-- TASK DATA --
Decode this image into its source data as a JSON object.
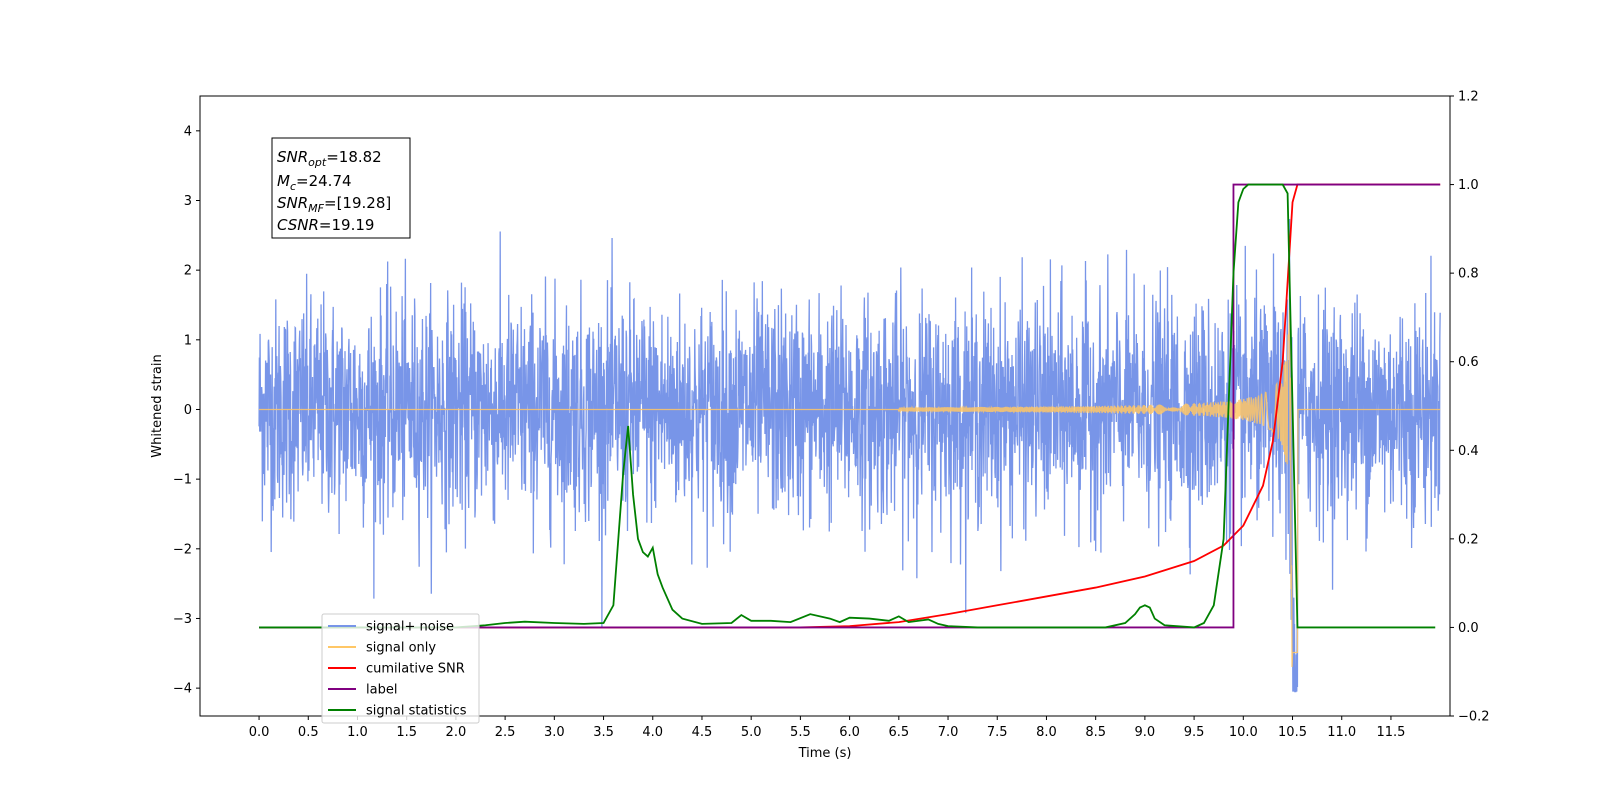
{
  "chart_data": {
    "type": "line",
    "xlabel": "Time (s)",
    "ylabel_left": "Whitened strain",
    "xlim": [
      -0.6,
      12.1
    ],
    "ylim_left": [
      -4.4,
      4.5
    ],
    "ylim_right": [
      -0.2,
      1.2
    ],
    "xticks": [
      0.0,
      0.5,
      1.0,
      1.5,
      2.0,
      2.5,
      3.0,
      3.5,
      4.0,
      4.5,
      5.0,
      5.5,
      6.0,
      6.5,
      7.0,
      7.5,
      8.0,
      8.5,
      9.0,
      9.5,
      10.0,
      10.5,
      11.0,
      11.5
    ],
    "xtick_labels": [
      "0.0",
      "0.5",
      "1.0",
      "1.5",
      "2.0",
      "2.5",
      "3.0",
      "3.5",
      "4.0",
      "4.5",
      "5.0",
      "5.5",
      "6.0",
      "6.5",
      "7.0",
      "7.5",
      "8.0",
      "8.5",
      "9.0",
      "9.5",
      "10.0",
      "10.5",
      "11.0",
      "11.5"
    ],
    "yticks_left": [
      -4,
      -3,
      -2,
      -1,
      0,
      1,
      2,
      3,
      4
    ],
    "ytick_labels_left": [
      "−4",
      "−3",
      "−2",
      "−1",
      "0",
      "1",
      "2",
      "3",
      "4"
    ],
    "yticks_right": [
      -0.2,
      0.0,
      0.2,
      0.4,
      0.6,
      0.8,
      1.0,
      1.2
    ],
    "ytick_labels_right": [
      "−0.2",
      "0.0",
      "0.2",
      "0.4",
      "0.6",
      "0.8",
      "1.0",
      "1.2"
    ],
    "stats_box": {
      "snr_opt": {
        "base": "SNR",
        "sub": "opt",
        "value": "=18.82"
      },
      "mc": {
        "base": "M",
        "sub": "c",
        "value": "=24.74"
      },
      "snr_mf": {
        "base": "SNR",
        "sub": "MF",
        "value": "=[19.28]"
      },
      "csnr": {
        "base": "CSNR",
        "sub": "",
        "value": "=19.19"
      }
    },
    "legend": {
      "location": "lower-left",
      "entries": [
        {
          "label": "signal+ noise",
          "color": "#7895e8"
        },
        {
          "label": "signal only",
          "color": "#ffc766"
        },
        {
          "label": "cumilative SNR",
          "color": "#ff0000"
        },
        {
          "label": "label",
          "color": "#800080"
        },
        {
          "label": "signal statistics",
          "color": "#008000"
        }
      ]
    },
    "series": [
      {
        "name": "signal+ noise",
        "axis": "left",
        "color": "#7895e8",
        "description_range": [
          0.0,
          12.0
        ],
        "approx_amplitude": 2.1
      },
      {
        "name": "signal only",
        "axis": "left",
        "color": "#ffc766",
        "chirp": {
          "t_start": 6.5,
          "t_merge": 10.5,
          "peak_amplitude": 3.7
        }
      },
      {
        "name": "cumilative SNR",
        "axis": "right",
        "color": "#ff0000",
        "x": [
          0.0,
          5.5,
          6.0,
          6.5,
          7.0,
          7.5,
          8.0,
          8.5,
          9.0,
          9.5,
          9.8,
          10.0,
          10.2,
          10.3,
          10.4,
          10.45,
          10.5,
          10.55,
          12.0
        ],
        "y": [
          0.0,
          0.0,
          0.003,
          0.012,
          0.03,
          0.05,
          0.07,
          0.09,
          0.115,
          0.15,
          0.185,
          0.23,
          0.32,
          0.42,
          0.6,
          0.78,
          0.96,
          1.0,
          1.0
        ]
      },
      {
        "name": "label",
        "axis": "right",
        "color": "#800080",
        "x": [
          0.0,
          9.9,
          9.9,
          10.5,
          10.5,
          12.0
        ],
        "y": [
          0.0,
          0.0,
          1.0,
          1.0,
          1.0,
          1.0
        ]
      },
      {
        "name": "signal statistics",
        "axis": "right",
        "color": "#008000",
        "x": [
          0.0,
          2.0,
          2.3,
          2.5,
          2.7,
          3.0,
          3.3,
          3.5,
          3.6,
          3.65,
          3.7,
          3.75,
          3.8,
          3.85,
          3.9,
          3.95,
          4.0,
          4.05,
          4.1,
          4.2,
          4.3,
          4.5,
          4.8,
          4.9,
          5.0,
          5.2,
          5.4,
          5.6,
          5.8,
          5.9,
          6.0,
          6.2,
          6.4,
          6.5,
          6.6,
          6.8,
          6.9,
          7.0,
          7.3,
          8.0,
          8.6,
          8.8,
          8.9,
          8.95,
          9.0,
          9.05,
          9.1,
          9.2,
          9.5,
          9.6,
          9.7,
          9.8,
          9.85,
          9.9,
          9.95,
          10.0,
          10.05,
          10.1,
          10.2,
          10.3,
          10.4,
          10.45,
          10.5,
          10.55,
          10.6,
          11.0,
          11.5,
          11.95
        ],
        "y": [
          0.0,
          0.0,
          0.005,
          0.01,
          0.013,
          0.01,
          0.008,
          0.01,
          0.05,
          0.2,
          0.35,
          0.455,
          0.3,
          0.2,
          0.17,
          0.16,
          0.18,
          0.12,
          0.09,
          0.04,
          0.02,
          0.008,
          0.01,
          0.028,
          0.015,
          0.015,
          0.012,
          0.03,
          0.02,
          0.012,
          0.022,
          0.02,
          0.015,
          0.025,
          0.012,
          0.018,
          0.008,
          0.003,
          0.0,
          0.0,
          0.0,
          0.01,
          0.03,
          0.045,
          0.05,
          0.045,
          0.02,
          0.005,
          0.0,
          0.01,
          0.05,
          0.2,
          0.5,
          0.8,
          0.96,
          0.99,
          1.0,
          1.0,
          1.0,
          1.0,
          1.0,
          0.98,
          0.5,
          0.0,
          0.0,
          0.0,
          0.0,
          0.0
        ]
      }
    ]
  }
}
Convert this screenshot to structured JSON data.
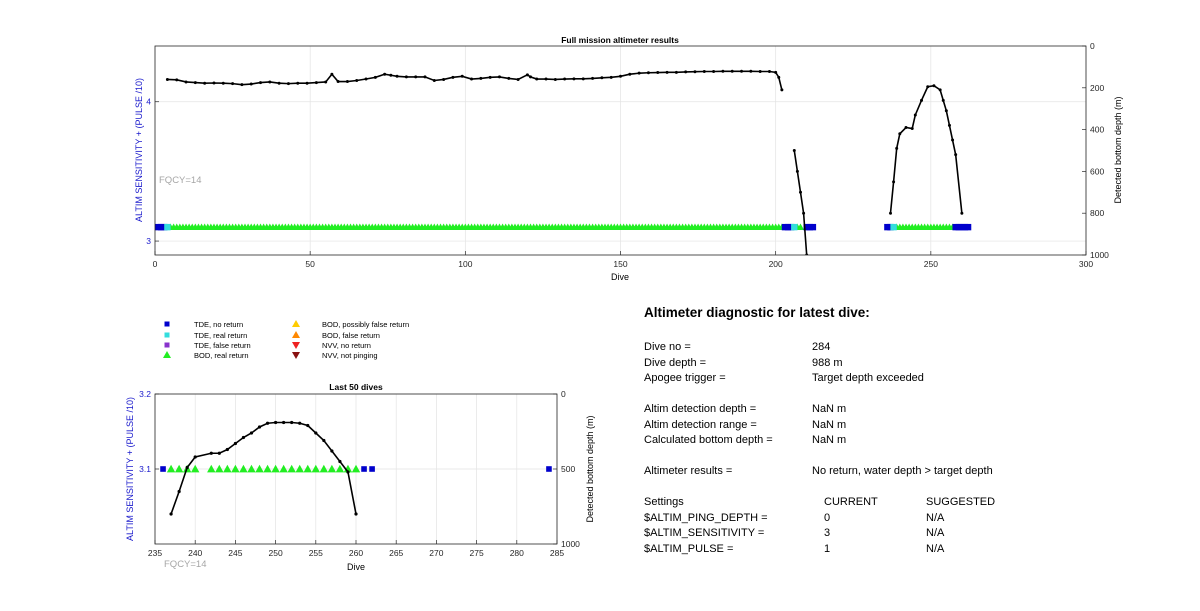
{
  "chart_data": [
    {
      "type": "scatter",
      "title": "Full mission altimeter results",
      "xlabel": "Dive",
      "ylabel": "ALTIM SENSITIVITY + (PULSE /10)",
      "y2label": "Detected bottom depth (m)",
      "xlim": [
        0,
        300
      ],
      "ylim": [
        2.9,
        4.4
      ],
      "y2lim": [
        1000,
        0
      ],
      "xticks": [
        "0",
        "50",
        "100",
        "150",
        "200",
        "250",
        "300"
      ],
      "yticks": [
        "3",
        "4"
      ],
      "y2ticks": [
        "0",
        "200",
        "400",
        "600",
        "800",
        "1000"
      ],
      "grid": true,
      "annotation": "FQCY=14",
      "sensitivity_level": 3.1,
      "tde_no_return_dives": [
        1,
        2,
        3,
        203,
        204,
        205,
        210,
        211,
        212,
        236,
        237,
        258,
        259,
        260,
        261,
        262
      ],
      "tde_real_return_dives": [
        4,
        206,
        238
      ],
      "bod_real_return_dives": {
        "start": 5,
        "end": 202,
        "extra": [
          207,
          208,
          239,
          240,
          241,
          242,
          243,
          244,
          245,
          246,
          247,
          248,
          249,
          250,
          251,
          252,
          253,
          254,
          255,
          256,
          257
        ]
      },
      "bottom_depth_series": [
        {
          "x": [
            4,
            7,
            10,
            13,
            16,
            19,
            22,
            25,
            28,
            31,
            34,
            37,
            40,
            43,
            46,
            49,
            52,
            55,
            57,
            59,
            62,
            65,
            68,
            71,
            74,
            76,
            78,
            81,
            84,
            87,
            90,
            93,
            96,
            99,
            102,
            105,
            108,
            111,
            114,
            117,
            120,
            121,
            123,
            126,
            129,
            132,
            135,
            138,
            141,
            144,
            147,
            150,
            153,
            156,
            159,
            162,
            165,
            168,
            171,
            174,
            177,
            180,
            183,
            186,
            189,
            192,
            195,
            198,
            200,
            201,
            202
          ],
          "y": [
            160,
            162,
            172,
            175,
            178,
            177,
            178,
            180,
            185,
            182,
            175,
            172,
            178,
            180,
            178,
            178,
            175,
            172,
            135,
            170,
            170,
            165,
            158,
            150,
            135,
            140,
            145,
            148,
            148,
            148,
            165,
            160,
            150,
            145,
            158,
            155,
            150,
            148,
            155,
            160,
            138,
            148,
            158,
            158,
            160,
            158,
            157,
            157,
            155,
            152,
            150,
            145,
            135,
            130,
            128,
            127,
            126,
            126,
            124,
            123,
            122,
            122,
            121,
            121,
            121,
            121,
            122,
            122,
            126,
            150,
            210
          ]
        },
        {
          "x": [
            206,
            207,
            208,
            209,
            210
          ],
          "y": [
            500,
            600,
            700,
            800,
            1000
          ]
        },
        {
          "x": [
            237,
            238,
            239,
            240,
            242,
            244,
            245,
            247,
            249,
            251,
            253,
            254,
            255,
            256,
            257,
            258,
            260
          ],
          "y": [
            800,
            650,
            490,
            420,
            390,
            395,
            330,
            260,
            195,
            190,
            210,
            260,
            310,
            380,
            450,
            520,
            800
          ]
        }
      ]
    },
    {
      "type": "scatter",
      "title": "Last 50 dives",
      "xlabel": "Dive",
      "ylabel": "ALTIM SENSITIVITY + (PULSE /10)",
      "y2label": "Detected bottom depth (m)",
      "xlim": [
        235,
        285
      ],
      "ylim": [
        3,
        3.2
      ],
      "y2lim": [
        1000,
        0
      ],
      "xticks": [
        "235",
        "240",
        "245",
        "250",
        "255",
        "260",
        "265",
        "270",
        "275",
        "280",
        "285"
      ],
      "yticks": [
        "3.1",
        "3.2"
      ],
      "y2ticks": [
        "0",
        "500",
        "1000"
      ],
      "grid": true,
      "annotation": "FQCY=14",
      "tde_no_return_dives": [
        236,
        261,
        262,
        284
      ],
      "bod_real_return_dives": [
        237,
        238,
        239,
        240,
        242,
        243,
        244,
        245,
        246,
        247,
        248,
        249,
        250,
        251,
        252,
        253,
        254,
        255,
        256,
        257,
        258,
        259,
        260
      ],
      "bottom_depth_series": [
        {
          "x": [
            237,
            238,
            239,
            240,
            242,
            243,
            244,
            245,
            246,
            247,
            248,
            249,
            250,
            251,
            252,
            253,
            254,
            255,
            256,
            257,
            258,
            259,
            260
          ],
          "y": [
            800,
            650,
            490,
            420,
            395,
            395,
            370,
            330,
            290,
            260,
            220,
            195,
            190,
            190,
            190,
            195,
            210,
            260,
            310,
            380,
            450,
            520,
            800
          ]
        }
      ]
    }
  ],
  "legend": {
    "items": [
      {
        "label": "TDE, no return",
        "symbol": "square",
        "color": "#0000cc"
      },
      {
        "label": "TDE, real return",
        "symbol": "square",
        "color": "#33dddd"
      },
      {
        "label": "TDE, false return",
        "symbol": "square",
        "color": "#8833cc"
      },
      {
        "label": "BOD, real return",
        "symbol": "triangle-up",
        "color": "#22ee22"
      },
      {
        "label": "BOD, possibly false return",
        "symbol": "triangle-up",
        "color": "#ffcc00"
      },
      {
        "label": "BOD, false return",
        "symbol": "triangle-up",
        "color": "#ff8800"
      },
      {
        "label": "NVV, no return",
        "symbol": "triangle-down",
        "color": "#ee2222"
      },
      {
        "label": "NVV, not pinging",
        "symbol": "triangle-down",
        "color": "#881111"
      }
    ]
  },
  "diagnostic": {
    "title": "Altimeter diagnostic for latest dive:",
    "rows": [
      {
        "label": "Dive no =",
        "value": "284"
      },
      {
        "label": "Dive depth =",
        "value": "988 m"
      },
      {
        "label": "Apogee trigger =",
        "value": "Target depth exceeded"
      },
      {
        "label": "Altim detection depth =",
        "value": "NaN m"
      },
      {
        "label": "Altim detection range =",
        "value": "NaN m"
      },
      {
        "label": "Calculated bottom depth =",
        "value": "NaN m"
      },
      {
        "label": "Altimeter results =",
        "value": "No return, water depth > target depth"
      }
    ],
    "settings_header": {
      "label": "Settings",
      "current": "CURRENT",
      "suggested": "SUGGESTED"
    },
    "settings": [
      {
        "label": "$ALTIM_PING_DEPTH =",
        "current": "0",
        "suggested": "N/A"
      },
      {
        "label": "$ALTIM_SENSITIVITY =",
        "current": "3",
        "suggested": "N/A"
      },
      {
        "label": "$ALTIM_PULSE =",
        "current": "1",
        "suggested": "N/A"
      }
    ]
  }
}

-- STATED EXERCISE --
Every line of the records that includes the word "JSON" should be gathered.

-- SOLUTION FOR THIS PROBLEM --
Decode this image into its source data as a JSON object.
Convert this screenshot to structured JSON data.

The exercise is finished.